Copy every line of the data that contains the string "например".

--- BEGIN THE DATA ---

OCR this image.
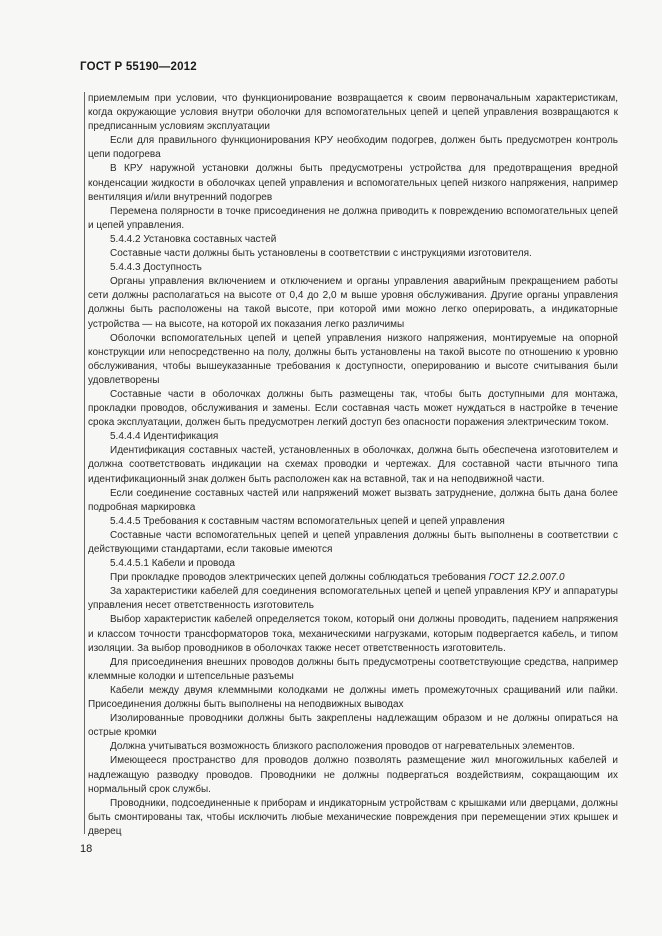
ГОСТ Р 55190—2012

приемлемым при условии, что функционирование возвращается к своим первоначальным характеристикам, когда окружающие условия внутри оболочки для вспомогательных цепей и цепей управления возвращаются к предписанным условиям эксплуатации

Если для правильного функционирования КРУ необходим подогрев, должен быть предусмотрен контроль цепи подогрева

В КРУ наружной установки должны быть предусмотрены устройства для предотвращения вредной конденсации жидкости в оболочках цепей управления и вспомогательных цепей низкого напряжения, например вентиляция и/или внутренний подогрев

Перемена полярности в точке присоединения не должна приводить к повреждению вспомогательных цепей и цепей управления.

5.4.4.2 Установка составных частей

Составные части должны быть установлены в соответствии с инструкциями изготовителя.

5.4.4.3 Доступность

Органы управления включением и отключением и органы управления аварийным прекращением работы сети должны располагаться на высоте от 0,4 до 2,0 м выше уровня обслуживания. Другие органы управления должны быть расположены на такой высоте, при которой ими можно легко оперировать, а индикаторные устройства — на высоте, на которой их показания легко различимы

Оболочки вспомогательных цепей и цепей управления низкого напряжения, монтируемые на опорной конструкции или непосредственно на полу, должны быть установлены на такой высоте по отношению к уровню обслуживания, чтобы вышеуказанные требования к доступности, оперированию и высоте считывания были удовлетворены

Составные части в оболочках должны быть размещены так, чтобы быть доступными для монтажа, прокладки проводов, обслуживания и замены. Если составная часть может нуждаться в настройке в течение срока эксплуатации, должен быть предусмотрен легкий доступ без опасности поражения электрическим током.

5.4.4.4 Идентификация

Идентификация составных частей, установленных в оболочках, должна быть обеспечена изготовителем и должна соответствовать индикации на схемах проводки и чертежах. Для составной части втычного типа идентификационный знак должен быть расположен как на вставной, так и на неподвижной части.

Если соединение составных частей или напряжений может вызвать затруднение, должна быть дана более подробная маркировка

5.4.4.5 Требования к составным частям вспомогательных цепей и цепей управления

Составные части вспомогательных цепей и цепей управления должны быть выполнены в соответствии с действующими стандартами, если таковые имеются

5.4.4.5.1 Кабели и провода

При прокладке проводов электрических цепей должны соблюдаться требования ГОСТ 12.2.007.0

За характеристики кабелей для соединения вспомогательных цепей и цепей управления КРУ и аппаратуры управления несет ответственность изготовитель

Выбор характеристик кабелей определяется током, который они должны проводить, падением напряжения и классом точности трансформаторов тока, механическими нагрузками, которым подвергается кабель, и типом изоляции. За выбор проводников в оболочках также несет ответственность изготовитель.

Для присоединения внешних проводов должны быть предусмотрены соответствующие средства, например клеммные колодки и штепсельные разъемы

Кабели между двумя клеммными колодками не должны иметь промежуточных сращиваний или пайки. Присоединения должны быть выполнены на неподвижных выводах

Изолированные проводники должны быть закреплены надлежащим образом и не должны опираться на острые кромки

Должна учитываться возможность близкого расположения проводов от нагревательных элементов.

Имеющееся пространство для проводов должно позволять размещение жил многожильных кабелей и надлежащую разводку проводов. Проводники не должны подвергаться воздействиям, сокращающим их нормальный срок службы.

Проводники, подсоединенные к приборам и индикаторным устройствам с крышками или дверцами, должны быть смонтированы так, чтобы исключить любые механические повреждения при перемещении этих крышек и дверец

18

--- END THE DATA ---

SOLVED EXERCISE —
В КРУ наружной установки должны быть предусмотрены устройства для предотвращения вредной конденсации жидкости в оболочках цепей управления и вспомогательных цепей низкого напряжения, например вентиляция и/или внутренний подогрев
Для присоединения внешних проводов должны быть предусмотрены соответствующие средства, например клеммные колодки и штепсельные разъемы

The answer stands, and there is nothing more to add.